Raw records:
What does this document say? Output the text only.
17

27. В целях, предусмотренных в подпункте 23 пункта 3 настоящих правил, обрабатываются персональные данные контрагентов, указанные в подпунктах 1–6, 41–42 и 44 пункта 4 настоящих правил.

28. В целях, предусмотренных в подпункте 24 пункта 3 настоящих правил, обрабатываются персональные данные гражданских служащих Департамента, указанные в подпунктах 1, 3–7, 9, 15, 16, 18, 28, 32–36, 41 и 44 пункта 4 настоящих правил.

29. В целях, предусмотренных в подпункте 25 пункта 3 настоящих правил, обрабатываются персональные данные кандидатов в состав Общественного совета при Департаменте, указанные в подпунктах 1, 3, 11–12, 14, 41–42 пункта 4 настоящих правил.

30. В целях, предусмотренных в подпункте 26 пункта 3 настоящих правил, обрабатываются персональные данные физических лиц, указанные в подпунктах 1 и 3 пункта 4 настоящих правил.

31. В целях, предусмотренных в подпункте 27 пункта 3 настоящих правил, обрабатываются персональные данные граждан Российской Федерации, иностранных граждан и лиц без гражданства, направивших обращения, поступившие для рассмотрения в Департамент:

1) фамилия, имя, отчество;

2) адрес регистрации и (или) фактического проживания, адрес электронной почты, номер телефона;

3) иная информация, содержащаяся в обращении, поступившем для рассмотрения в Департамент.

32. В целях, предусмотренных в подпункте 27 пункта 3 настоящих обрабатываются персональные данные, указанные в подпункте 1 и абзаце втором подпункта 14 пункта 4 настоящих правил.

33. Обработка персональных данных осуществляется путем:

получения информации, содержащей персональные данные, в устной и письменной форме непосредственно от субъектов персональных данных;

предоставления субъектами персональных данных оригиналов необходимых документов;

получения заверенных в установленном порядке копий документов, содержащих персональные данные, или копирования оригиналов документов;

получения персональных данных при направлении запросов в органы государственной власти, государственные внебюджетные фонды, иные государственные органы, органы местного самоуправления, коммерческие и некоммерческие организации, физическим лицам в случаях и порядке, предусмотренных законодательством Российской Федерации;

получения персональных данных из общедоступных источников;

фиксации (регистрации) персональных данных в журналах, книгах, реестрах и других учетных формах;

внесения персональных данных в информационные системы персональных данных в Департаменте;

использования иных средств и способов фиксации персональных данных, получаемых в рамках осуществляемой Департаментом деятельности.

• _Exercise aim_
Can you restate every record above word for word?

• _Response below_
What does this document say? Output the text only.
17

27. В целях, предусмотренных в подпункте 23 пункта 3 настоящих правил, обрабатываются персональные данные контрагентов, указанные в подпунктах 1–6, 41–42 и 44 пункта 4 настоящих правил.

28. В целях, предусмотренных в подпункте 24 пункта 3 настоящих правил, обрабатываются персональные данные гражданских служащих Департамента, указанные в подпунктах 1, 3–7, 9, 15, 16, 18, 28, 32–36, 41 и 44 пункта 4 настоящих правил.

29. В целях, предусмотренных в подпункте 25 пункта 3 настоящих правил, обрабатываются персональные данные кандидатов в состав Общественного совета при Департаменте, указанные в подпунктах 1, 3, 11–12, 14, 41–42 пункта 4 настоящих правил.

30. В целях, предусмотренных в подпункте 26 пункта 3 настоящих правил, обрабатываются персональные данные физических лиц, указанные в подпунктах 1 и 3 пункта 4 настоящих правил.

31. В целях, предусмотренных в подпункте 27 пункта 3 настоящих правил, обрабатываются персональные данные граждан Российской Федерации, иностранных граждан и лиц без гражданства, направивших обращения, поступившие для рассмотрения в Департамент:

1) фамилия, имя, отчество;

2) адрес регистрации и (или) фактического проживания, адрес электронной почты, номер телефона;

3) иная информация, содержащаяся в обращении, поступившем для рассмотрения в Департамент.

32. В целях, предусмотренных в подпункте 27 пункта 3 настоящих обрабатываются персональные данные, указанные в подпункте 1 и абзаце втором подпункта 14 пункта 4 настоящих правил.

33. Обработка персональных данных осуществляется путем:

получения информации, содержащей персональные данные, в устной и письменной форме непосредственно от субъектов персональных данных;

предоставления субъектами персональных данных оригиналов необходимых документов;

получения заверенных в установленном порядке копий документов, содержащих персональные данные, или копирования оригиналов документов;

получения персональных данных при направлении запросов в органы государственной власти, государственные внебюджетные фонды, иные государственные органы, органы местного самоуправления, коммерческие и некоммерческие организации, физическим лицам в случаях и порядке, предусмотренных законодательством Российской Федерации;

получения персональных данных из общедоступных источников;

фиксации (регистрации) персональных данных в журналах, книгах, реестрах и других учетных формах;

внесения персональных данных в информационные системы персональных данных в Департаменте;

использования иных средств и способов фиксации персональных данных, получаемых в рамках осуществляемой Департаментом деятельности.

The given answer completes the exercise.